### Supplied data

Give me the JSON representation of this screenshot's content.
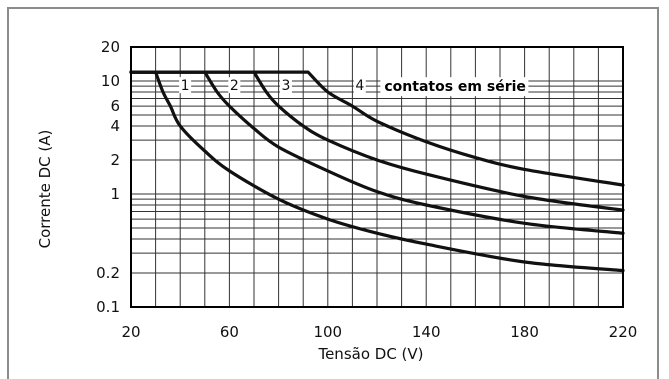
{
  "chart_data": {
    "type": "line",
    "xlabel": "Tensão DC (V)",
    "ylabel": "Corrente DC (A)",
    "xscale": "linear",
    "yscale": "log",
    "xlim": [
      20,
      220
    ],
    "ylim": [
      0.1,
      20
    ],
    "x_ticks": [
      20,
      60,
      100,
      140,
      180,
      220
    ],
    "x_tick_labels": [
      "20",
      "60",
      "100",
      "140",
      "180",
      "220"
    ],
    "y_ticks": [
      0.1,
      0.2,
      1,
      2,
      4,
      6,
      10,
      20
    ],
    "y_tick_labels": [
      "0.1",
      "0.2",
      "1",
      "2",
      "4",
      "6",
      "10",
      "20"
    ],
    "grid": true,
    "annotation": "contatos em série",
    "series": [
      {
        "name": "1",
        "x": [
          20,
          30,
          33,
          36,
          40,
          50,
          60,
          80,
          100,
          120,
          140,
          180,
          220
        ],
        "y": [
          12,
          12,
          8,
          6,
          4,
          2.4,
          1.6,
          0.9,
          0.6,
          0.45,
          0.36,
          0.25,
          0.21
        ]
      },
      {
        "name": "2",
        "x": [
          20,
          50,
          55,
          60,
          70,
          80,
          100,
          120,
          140,
          180,
          220
        ],
        "y": [
          12,
          12,
          8,
          6,
          3.8,
          2.6,
          1.6,
          1.05,
          0.8,
          0.55,
          0.45
        ]
      },
      {
        "name": "3",
        "x": [
          20,
          70,
          75,
          80,
          90,
          100,
          120,
          140,
          180,
          220
        ],
        "y": [
          12,
          12,
          8,
          6,
          4,
          3.0,
          2.0,
          1.5,
          0.95,
          0.72
        ]
      },
      {
        "name": "4",
        "x": [
          20,
          92,
          100,
          110,
          120,
          140,
          160,
          180,
          220
        ],
        "y": [
          12,
          12,
          8,
          6,
          4.4,
          2.9,
          2.1,
          1.65,
          1.2
        ]
      }
    ]
  }
}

######

▶ **Task to complete**
Reproduce the listing above exactly, excluding all pictures.

▶ **Task result**
Give me the JSON representation of this screenshot's content.
{
  "chart_data": {
    "type": "line",
    "xlabel": "Tensão DC (V)",
    "ylabel": "Corrente DC (A)",
    "xscale": "linear",
    "yscale": "log",
    "xlim": [
      20,
      220
    ],
    "ylim": [
      0.1,
      20
    ],
    "x_ticks": [
      20,
      60,
      100,
      140,
      180,
      220
    ],
    "x_tick_labels": [
      "20",
      "60",
      "100",
      "140",
      "180",
      "220"
    ],
    "y_ticks": [
      0.1,
      0.2,
      1,
      2,
      4,
      6,
      10,
      20
    ],
    "y_tick_labels": [
      "0.1",
      "0.2",
      "1",
      "2",
      "4",
      "6",
      "10",
      "20"
    ],
    "grid": true,
    "annotation": "contatos em série",
    "series": [
      {
        "name": "1",
        "x": [
          20,
          30,
          33,
          36,
          40,
          50,
          60,
          80,
          100,
          120,
          140,
          180,
          220
        ],
        "y": [
          12,
          12,
          8,
          6,
          4,
          2.4,
          1.6,
          0.9,
          0.6,
          0.45,
          0.36,
          0.25,
          0.21
        ]
      },
      {
        "name": "2",
        "x": [
          20,
          50,
          55,
          60,
          70,
          80,
          100,
          120,
          140,
          180,
          220
        ],
        "y": [
          12,
          12,
          8,
          6,
          3.8,
          2.6,
          1.6,
          1.05,
          0.8,
          0.55,
          0.45
        ]
      },
      {
        "name": "3",
        "x": [
          20,
          70,
          75,
          80,
          90,
          100,
          120,
          140,
          180,
          220
        ],
        "y": [
          12,
          12,
          8,
          6,
          4,
          3.0,
          2.0,
          1.5,
          0.95,
          0.72
        ]
      },
      {
        "name": "4",
        "x": [
          20,
          92,
          100,
          110,
          120,
          140,
          160,
          180,
          220
        ],
        "y": [
          12,
          12,
          8,
          6,
          4.4,
          2.9,
          2.1,
          1.65,
          1.2
        ]
      }
    ]
  }
}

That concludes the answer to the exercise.